Retype the records below word for word and omit any image.

(Figure dataset records)
────────

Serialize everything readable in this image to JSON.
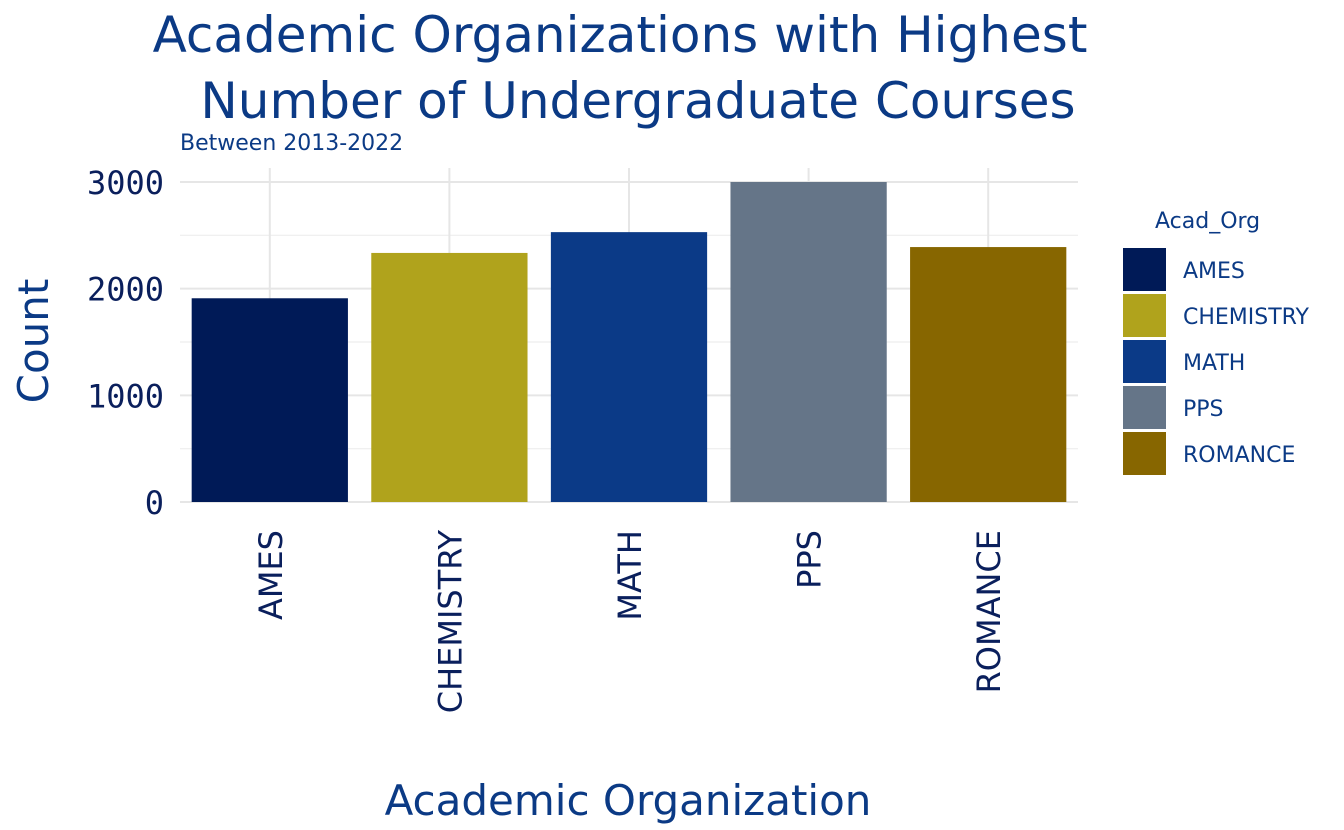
{
  "chart_data": {
    "type": "bar",
    "title_lines": [
      "Academic Organizations with Highest",
      "Number of Undergraduate Courses"
    ],
    "subtitle": "Between 2013-2022",
    "xlabel": "Academic Organization",
    "ylabel": "Count",
    "categories": [
      "AMES",
      "CHEMISTRY",
      "MATH",
      "PPS",
      "ROMANCE"
    ],
    "values": [
      1910,
      2335,
      2530,
      3000,
      2390
    ],
    "colors": [
      "#001a57",
      "#b0a31c",
      "#0b3a87",
      "#657588",
      "#876600"
    ],
    "ylim": [
      0,
      3000
    ],
    "y_ticks": [
      0,
      1000,
      2000,
      3000
    ],
    "y_tick_labels": [
      "0",
      "1000",
      "2000",
      "3000"
    ],
    "grid": true,
    "legend": {
      "title": "Acad_Org",
      "placement": "right",
      "entries": [
        "AMES",
        "CHEMISTRY",
        "MATH",
        "PPS",
        "ROMANCE"
      ]
    }
  }
}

────────

> [Result of this exercise]
Serialize everything readable in this image to JSON.
{
  "chart_data": {
    "type": "bar",
    "title_lines": [
      "Academic Organizations with Highest",
      "Number of Undergraduate Courses"
    ],
    "subtitle": "Between 2013-2022",
    "xlabel": "Academic Organization",
    "ylabel": "Count",
    "categories": [
      "AMES",
      "CHEMISTRY",
      "MATH",
      "PPS",
      "ROMANCE"
    ],
    "values": [
      1910,
      2335,
      2530,
      3000,
      2390
    ],
    "colors": [
      "#001a57",
      "#b0a31c",
      "#0b3a87",
      "#657588",
      "#876600"
    ],
    "ylim": [
      0,
      3000
    ],
    "y_ticks": [
      0,
      1000,
      2000,
      3000
    ],
    "y_tick_labels": [
      "0",
      "1000",
      "2000",
      "3000"
    ],
    "grid": true,
    "legend": {
      "title": "Acad_Org",
      "placement": "right",
      "entries": [
        "AMES",
        "CHEMISTRY",
        "MATH",
        "PPS",
        "ROMANCE"
      ]
    }
  }
}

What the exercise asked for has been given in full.